YOUR OBJECTIVE ::
Find the lines with "purchases" in them and copy them out.
::::::::::
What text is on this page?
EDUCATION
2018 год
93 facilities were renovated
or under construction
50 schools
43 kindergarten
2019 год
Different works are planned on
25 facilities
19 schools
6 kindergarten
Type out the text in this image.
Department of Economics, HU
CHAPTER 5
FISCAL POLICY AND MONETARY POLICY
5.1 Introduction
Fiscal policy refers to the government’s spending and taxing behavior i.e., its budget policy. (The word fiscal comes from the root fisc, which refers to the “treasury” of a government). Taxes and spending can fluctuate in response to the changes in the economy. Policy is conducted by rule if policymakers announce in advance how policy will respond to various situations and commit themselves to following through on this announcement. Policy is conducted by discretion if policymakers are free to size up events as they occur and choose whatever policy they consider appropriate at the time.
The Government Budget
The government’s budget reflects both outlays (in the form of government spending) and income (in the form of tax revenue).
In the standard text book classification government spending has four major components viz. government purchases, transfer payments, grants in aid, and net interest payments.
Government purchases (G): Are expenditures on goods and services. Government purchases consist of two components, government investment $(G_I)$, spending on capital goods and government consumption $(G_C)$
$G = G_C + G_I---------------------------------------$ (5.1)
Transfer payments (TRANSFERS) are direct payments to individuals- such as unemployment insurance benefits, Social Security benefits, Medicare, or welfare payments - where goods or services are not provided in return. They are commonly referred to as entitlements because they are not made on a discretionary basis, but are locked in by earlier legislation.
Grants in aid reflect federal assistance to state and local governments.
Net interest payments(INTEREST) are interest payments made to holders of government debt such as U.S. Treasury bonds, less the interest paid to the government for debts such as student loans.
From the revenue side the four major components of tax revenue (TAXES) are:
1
::::::::::
SOLUTION TO THIS PROBLEM ::
In the standard text book classification government spending has four major components viz. government purchases, transfer payments, grants in aid, and net interest payments.
Government purchases (G): Are expenditures on goods and services. Government purchases consist of two components, government investment $(G_I)$, spending on capital goods and government consumption $(G_C)$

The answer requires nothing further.